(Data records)
***
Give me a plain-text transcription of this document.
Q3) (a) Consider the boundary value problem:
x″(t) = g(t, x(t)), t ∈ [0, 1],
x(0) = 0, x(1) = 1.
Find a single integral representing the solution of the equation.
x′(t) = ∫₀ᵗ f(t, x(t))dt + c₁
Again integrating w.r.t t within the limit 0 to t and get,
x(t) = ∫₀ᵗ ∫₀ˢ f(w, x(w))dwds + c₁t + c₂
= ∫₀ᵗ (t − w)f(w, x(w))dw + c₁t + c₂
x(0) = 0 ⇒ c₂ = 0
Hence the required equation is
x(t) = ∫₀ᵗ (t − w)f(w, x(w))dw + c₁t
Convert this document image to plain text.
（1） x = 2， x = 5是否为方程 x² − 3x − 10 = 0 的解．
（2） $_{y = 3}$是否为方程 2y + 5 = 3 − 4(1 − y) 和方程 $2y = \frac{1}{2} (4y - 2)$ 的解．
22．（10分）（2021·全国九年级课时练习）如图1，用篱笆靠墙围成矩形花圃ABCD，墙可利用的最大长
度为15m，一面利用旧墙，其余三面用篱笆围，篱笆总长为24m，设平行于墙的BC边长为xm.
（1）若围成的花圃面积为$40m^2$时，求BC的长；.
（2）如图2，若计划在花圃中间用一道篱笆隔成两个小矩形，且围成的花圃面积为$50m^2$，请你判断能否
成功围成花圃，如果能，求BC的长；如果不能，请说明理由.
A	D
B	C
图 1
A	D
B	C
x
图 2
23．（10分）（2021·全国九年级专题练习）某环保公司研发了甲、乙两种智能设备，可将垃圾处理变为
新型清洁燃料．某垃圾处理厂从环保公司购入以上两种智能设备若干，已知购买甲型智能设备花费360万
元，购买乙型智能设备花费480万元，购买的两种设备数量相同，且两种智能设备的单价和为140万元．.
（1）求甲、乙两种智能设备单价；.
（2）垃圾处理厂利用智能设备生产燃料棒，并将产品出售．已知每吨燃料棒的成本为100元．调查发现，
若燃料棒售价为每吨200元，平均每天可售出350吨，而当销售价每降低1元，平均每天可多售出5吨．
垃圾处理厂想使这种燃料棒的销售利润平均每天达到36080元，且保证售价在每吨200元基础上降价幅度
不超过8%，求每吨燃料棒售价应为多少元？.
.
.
***
**Written exercise:** Return the material exactly as it stands.

**Task answer:**
Give me a plain-text transcription of this document.
Q3) (a) Consider the boundary value problem:
x″(t) = g(t, x(t)), t ∈ [0, 1],
x(0) = 0, x(1) = 1.
Find a single integral representing the solution of the equation.
x′(t) = ∫₀ᵗ f(t, x(t))dt + c₁
Again integrating w.r.t t within the limit 0 to t and get,
x(t) = ∫₀ᵗ ∫₀ˢ f(w, x(w))dwds + c₁t + c₂
= ∫₀ᵗ (t − w)f(w, x(w))dw + c₁t + c₂
x(0) = 0 ⇒ c₂ = 0
Hence the required equation is
x(t) = ∫₀ᵗ (t − w)f(w, x(w))dw + c₁t
Convert this document image to plain text.
（1） x = 2， x = 5是否为方程 x² − 3x − 10 = 0 的解．
（2） $_{y = 3}$是否为方程 2y + 5 = 3 − 4(1 − y) 和方程 $2y = \frac{1}{2} (4y - 2)$ 的解．
22．（10分）（2021·全国九年级课时练习）如图1，用篱笆靠墙围成矩形花圃ABCD，墙可利用的最大长
度为15m，一面利用旧墙，其余三面用篱笆围，篱笆总长为24m，设平行于墙的BC边长为xm.
（1）若围成的花圃面积为$40m^2$时，求BC的长；.
（2）如图2，若计划在花圃中间用一道篱笆隔成两个小矩形，且围成的花圃面积为$50m^2$，请你判断能否
成功围成花圃，如果能，求BC的长；如果不能，请说明理由.
A	D
B	C
图 1
A	D
B	C
x
图 2
23．（10分）（2021·全国九年级专题练习）某环保公司研发了甲、乙两种智能设备，可将垃圾处理变为
新型清洁燃料．某垃圾处理厂从环保公司购入以上两种智能设备若干，已知购买甲型智能设备花费360万
元，购买乙型智能设备花费480万元，购买的两种设备数量相同，且两种智能设备的单价和为140万元．.
（1）求甲、乙两种智能设备单价；.
（2）垃圾处理厂利用智能设备生产燃料棒，并将产品出售．已知每吨燃料棒的成本为100元．调查发现，
若燃料棒售价为每吨200元，平均每天可售出350吨，而当销售价每降低1元，平均每天可多售出5吨．
垃圾处理厂想使这种燃料棒的销售利润平均每天达到36080元，且保证售价在每吨200元基础上降价幅度
不超过8%，求每吨燃料棒售价应为多少元？.
.
.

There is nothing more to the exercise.